[Directions for this task]:
Every line that holds "JSON" should be shown.

## Begin Exercise data

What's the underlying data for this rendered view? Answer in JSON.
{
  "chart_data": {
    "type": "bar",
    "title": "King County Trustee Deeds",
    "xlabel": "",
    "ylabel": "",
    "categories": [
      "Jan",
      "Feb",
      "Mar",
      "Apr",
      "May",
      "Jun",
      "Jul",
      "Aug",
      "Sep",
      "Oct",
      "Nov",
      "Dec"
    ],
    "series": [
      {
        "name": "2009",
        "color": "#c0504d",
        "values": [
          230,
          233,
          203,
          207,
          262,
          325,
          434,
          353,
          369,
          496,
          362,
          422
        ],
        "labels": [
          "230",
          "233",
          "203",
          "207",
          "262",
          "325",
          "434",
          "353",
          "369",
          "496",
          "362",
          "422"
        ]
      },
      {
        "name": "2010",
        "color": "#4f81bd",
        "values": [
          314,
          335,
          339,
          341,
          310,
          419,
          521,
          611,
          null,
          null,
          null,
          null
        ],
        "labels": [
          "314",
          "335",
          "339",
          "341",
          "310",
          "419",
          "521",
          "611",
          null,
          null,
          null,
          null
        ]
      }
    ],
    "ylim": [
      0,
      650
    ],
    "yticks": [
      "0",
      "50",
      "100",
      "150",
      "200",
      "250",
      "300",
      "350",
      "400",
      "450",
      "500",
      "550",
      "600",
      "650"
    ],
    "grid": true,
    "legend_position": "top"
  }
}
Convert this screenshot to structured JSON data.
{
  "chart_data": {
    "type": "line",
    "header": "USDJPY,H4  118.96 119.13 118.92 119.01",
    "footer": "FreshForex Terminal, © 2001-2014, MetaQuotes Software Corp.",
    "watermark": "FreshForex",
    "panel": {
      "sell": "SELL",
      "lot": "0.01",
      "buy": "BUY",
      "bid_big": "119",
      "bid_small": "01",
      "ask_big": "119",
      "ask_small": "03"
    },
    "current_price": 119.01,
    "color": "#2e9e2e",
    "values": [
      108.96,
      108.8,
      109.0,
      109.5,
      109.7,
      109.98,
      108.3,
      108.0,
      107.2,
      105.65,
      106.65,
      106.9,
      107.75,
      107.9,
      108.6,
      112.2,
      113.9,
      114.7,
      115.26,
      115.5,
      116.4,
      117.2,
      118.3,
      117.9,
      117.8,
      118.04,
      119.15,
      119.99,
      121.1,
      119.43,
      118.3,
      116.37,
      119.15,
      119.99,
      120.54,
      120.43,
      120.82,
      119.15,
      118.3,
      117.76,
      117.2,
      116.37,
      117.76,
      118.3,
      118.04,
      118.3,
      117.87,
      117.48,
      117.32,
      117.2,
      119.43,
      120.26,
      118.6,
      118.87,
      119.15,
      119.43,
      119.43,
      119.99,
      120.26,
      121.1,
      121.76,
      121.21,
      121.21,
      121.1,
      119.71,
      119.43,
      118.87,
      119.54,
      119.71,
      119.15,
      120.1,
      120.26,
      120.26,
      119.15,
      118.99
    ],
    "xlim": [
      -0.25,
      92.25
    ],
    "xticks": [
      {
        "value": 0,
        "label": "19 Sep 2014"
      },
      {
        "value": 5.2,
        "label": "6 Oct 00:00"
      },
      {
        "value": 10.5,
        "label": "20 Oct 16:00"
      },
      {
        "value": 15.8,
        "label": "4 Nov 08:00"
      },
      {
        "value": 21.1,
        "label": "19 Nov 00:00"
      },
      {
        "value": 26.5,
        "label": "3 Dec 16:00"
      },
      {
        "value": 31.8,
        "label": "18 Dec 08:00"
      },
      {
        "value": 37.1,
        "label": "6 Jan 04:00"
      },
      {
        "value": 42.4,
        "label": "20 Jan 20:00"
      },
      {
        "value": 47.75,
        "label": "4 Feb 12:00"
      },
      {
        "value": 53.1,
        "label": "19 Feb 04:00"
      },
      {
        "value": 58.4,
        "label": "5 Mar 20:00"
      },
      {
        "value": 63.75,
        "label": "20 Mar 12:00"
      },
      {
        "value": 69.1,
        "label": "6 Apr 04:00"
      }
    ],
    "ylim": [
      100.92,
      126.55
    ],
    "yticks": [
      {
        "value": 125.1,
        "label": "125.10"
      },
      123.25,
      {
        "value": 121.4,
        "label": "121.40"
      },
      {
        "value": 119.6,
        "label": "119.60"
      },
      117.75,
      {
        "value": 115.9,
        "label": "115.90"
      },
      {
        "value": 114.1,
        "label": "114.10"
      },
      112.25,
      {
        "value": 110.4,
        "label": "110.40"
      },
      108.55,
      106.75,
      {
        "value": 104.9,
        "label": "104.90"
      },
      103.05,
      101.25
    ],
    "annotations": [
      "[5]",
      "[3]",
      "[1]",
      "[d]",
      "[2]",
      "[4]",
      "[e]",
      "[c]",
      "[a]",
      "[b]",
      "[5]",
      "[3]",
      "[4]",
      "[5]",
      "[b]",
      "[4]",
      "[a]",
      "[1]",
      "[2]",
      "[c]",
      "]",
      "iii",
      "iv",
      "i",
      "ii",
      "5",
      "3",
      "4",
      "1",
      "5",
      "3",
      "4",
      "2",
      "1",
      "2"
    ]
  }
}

## End Exercise data

[Full response]:
What's the underlying data for this rendered view? Answer in JSON.
Convert this screenshot to structured JSON data.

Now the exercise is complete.